=== Set problem 1 ===
Reproduce the rows word for word, starting with the row that contains "graduation-books-icon [273,964,343,1004]" and ending with the row that contains "practice-banner [273,964,491,1004]", both included.

=== Document excerpt ===
——

This is the conclusion of a response to the intriguingly titled article from Christian apologist Greg Koukl, “This One Thing Could Destroy Christianity Completely….” Part 1 of my critique is here.

The argument comes from a verse in 1 Corinthians, which bases the entirety of the Christian message on the historical truth of the Resurrection. No Resurrection means no saving message of Jesus.

Koukl helpfully lays out Christianity’s vulnerability with three facts. He says that they’re strong enough to support the hard-to-believe claim of Resurrection. I say that each one is unreliable and so are not actually facts. In addition, no set of natural claims can support a supernatural conclusion.

“Fact” 1 was that Jesus was dead and buried. (Yes, he was, but only in the story.) Let’s wrap up with the remaining two.

2. The tomb was empty on Sunday morning

Here’s Koukl’s summary.

Nearly three-quarters of all scholars agree here, since the empty tomb was never disputed by anyone at the time, even the Jews and Romans. Why was Jesus’ body never produced to quell the rumor of resurrection? Present the corpse, end the controversy. Pretty simple.

Wow—so few words with so much wrong.

The “three-quarters of all scholars” (I think he meant New Testament scholars) comes from Gary Habermas. It’s a statistic from his personal database of articles, which he hasn’t made it public, so we’re stuck taking his word for it. And who’s in the database—historians? Christian professors? Pastors and street preachers? I’d find historians whose expertise was in non-religious areas of history to be far less biased than New Testament scholars, for example.

My guess is that those motivated to write articles about the empty tomb are Christians, and almost all historians of pre-Columbian America, medieval France, or any other non-New Testament area couldn’t be bothered. (More on this statistic here and here.)

How do we know whether the empty tomb was disputed by anyone at the time? We have poor records of anything from 2000 years ago. Who would’ve gone to the expense of denying an odd claim in writing if it didn’t affect them or challenge anything dear to them? Even more so, who would bother copying that rebuttal through the generations to preserve it for us to read today?

——

=== Working data ===
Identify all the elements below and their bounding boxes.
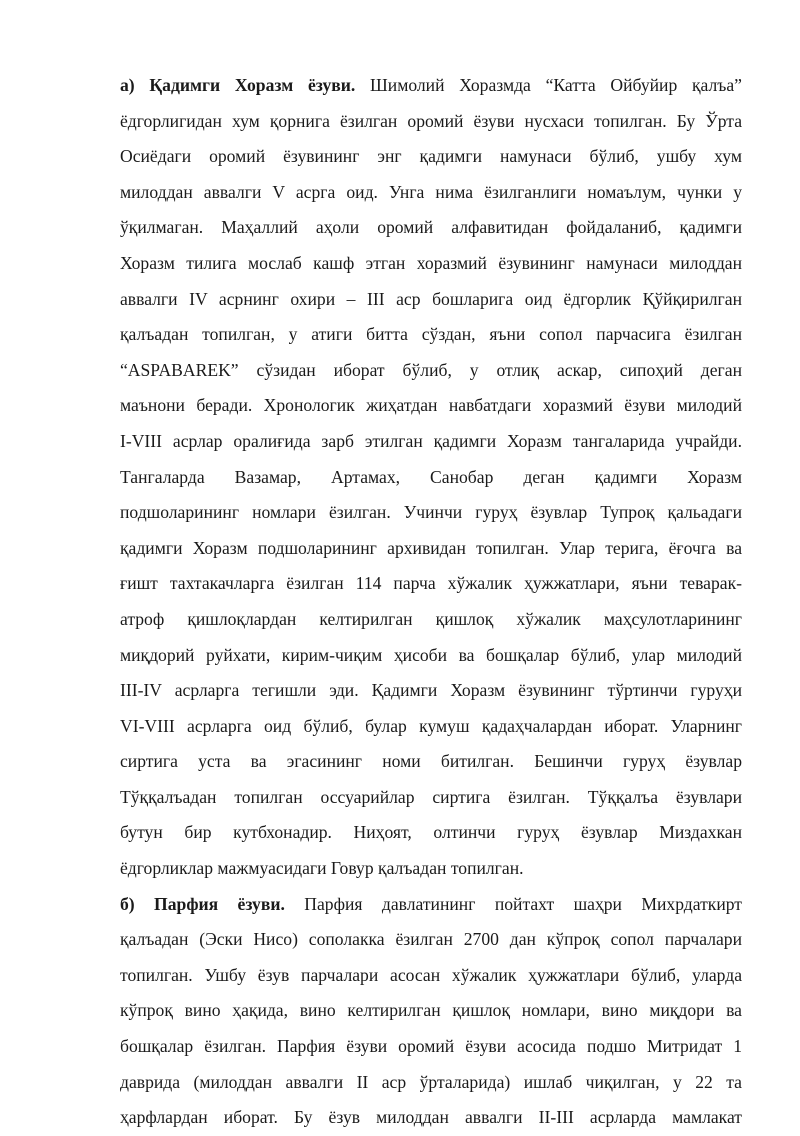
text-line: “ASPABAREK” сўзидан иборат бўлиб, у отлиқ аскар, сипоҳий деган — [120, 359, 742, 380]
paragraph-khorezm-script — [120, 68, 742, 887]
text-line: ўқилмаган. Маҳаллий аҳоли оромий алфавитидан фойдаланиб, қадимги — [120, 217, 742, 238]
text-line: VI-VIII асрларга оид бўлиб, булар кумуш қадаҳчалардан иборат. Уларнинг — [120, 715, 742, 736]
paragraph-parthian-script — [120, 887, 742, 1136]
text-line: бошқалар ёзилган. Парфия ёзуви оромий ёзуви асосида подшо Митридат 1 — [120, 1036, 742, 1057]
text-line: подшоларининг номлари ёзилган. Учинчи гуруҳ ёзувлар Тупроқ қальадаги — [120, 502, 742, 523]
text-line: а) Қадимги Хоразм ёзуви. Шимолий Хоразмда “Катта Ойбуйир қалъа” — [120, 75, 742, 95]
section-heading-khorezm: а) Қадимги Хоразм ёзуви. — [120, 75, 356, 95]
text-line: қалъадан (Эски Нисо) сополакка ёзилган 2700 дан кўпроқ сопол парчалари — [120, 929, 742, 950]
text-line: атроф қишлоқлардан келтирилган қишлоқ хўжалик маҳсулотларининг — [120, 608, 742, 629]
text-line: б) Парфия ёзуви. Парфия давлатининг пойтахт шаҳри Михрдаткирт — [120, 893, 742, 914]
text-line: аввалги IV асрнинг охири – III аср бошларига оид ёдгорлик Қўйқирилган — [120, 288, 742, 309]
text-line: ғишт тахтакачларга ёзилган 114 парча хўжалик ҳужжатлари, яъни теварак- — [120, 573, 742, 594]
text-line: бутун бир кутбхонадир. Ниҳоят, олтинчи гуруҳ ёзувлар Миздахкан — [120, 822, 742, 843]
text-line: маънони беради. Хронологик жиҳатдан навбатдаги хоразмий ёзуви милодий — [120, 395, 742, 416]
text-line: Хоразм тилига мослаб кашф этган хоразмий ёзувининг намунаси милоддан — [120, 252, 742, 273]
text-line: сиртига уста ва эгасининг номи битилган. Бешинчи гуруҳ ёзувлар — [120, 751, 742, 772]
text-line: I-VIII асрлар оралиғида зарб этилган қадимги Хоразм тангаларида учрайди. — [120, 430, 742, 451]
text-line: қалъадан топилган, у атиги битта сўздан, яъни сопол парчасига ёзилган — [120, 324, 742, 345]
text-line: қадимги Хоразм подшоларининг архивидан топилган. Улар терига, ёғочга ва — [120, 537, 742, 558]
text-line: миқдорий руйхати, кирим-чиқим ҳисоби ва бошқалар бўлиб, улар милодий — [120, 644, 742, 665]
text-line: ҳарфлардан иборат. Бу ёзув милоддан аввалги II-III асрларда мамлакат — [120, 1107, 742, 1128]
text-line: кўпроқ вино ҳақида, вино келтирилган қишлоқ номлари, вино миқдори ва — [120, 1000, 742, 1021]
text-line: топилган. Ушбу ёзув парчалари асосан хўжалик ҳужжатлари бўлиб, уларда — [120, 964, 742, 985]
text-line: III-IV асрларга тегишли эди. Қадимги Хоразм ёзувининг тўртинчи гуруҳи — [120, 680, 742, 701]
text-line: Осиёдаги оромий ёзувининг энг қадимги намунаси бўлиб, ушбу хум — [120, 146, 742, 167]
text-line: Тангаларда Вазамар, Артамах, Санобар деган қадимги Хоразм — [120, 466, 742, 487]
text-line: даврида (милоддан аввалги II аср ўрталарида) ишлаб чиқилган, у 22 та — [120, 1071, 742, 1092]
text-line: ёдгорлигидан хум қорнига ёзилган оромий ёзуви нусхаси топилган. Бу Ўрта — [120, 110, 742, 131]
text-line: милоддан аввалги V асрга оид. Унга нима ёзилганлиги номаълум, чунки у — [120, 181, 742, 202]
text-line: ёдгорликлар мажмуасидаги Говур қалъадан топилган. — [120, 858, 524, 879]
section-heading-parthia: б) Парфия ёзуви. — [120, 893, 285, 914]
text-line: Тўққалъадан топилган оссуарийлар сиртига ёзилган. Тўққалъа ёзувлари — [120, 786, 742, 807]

——

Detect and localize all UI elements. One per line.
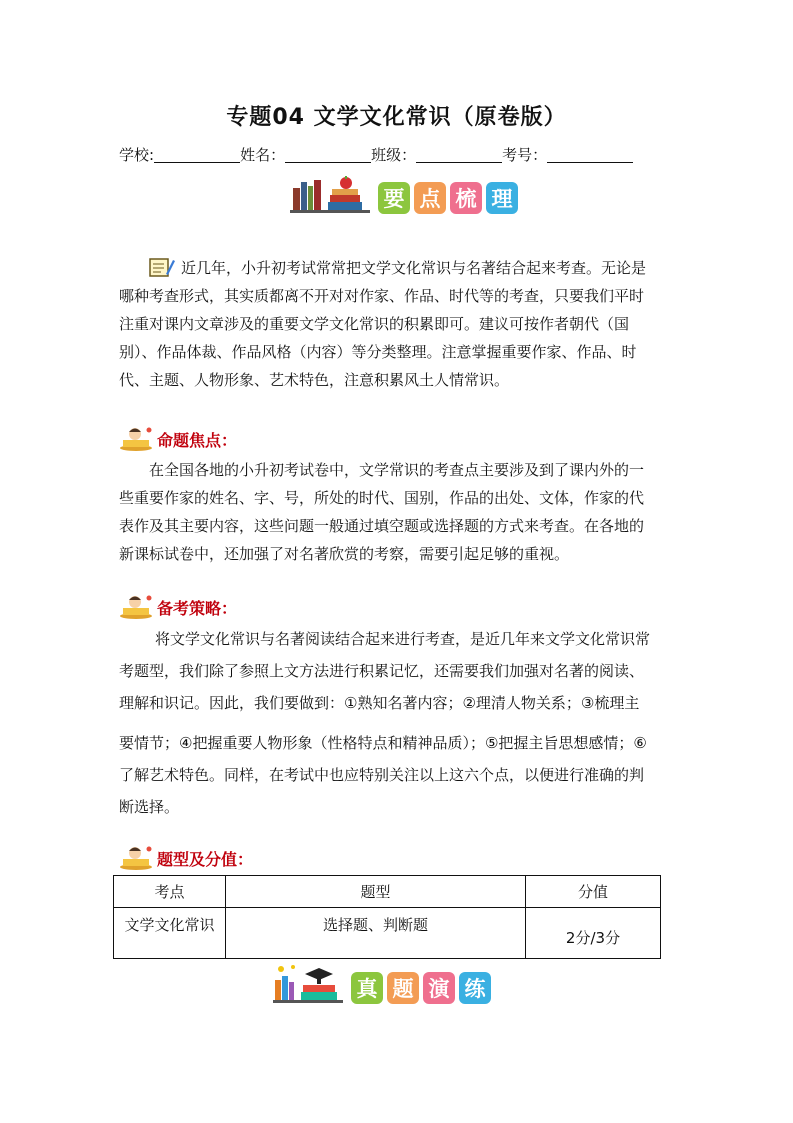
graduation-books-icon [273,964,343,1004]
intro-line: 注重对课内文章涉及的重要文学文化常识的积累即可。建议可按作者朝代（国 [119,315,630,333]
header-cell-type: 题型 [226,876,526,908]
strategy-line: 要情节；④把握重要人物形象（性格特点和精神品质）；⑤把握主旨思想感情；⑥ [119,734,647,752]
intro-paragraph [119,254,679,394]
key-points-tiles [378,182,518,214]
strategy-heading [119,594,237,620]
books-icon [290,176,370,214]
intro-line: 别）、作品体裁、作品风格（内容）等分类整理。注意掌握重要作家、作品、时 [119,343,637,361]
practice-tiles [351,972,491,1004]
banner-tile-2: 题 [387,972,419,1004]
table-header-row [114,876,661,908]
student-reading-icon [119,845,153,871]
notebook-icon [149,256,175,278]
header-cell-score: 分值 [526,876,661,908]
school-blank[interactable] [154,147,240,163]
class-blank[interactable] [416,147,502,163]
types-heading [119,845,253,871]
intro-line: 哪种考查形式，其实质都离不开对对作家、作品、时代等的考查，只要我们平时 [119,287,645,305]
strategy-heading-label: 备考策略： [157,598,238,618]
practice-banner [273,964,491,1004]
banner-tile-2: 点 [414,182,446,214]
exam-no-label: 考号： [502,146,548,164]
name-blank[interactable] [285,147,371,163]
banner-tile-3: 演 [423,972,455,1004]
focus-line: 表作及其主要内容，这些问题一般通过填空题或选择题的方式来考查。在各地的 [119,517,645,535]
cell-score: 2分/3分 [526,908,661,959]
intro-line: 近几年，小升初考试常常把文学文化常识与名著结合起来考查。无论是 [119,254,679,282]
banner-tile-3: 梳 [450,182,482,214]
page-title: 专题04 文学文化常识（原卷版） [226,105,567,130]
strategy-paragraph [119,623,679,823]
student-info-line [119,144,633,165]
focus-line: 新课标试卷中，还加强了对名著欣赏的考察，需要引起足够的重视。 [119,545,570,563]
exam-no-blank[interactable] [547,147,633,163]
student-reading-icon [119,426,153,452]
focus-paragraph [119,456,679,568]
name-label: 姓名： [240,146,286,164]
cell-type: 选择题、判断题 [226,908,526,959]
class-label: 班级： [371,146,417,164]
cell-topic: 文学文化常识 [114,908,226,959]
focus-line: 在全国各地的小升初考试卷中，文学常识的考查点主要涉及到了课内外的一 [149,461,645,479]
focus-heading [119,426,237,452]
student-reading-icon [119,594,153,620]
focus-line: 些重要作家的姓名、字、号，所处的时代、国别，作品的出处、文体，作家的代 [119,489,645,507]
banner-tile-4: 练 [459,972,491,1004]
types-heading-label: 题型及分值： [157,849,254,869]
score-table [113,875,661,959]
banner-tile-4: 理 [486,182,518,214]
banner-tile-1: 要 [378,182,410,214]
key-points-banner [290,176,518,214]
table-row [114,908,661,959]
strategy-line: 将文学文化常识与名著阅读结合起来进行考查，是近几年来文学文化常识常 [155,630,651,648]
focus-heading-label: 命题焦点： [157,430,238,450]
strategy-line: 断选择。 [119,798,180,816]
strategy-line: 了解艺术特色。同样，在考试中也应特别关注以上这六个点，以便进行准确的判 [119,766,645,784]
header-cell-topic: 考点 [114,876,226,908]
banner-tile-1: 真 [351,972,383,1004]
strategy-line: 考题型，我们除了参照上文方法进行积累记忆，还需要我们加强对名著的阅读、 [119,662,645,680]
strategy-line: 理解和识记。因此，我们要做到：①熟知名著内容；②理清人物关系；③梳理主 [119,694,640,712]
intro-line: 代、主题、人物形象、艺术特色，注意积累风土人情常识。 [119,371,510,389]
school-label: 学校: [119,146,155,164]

——

=== Set problem 2 ===
Summarize the response to Greg Koukl's article in two sentences.

=== Expected output 1 ===
graduation-books-icon [273,964,343,1004]
intro-line: 注重对课内文章涉及的重要文学文化常识的积累即可。建议可按作者朝代（国 [119,315,630,333]
header-cell-type: 题型 [226,876,526,908]
strategy-line: 要情节；④把握重要人物形象（性格特点和精神品质）；⑤把握主旨思想感情；⑥ [119,734,647,752]
intro-paragraph [119,254,679,394]
key-points-tiles [378,182,518,214]
strategy-heading [119,594,237,620]
books-icon [290,176,370,214]
intro-line: 别）、作品体裁、作品风格（内容）等分类整理。注意掌握重要作家、作品、时 [119,343,637,361]
practice-tiles [351,972,491,1004]
banner-tile-2: 题 [387,972,419,1004]
table-header-row [114,876,661,908]
student-reading-icon [119,845,153,871]
notebook-icon [149,256,175,278]
header-cell-score: 分值 [526,876,661,908]
school-blank[interactable] [154,147,240,163]
class-blank[interactable] [416,147,502,163]
types-heading [119,845,253,871]
intro-line: 哪种考查形式，其实质都离不开对对作家、作品、时代等的考查，只要我们平时 [119,287,645,305]
strategy-heading-label: 备考策略： [157,598,238,618]
practice-banner [273,964,491,1004]

=== Expected output 2 ===
This response concludes a critique of Koukl's argument that Christianity stands or falls on the historical Resurrection, which he supports with three facts that the author calls unreliable and insufficient, since natural claims cannot support a supernatural conclusion. Addressing the claim that the tomb was empty, the author questions Gary Habermas's unpublished figure that nearly three-quarters of scholars agree, suspects that those writing on the topic are mostly Christians, and doubts we can know whether anyone disputed the tomb at the time, given poor records from 2000 years ago.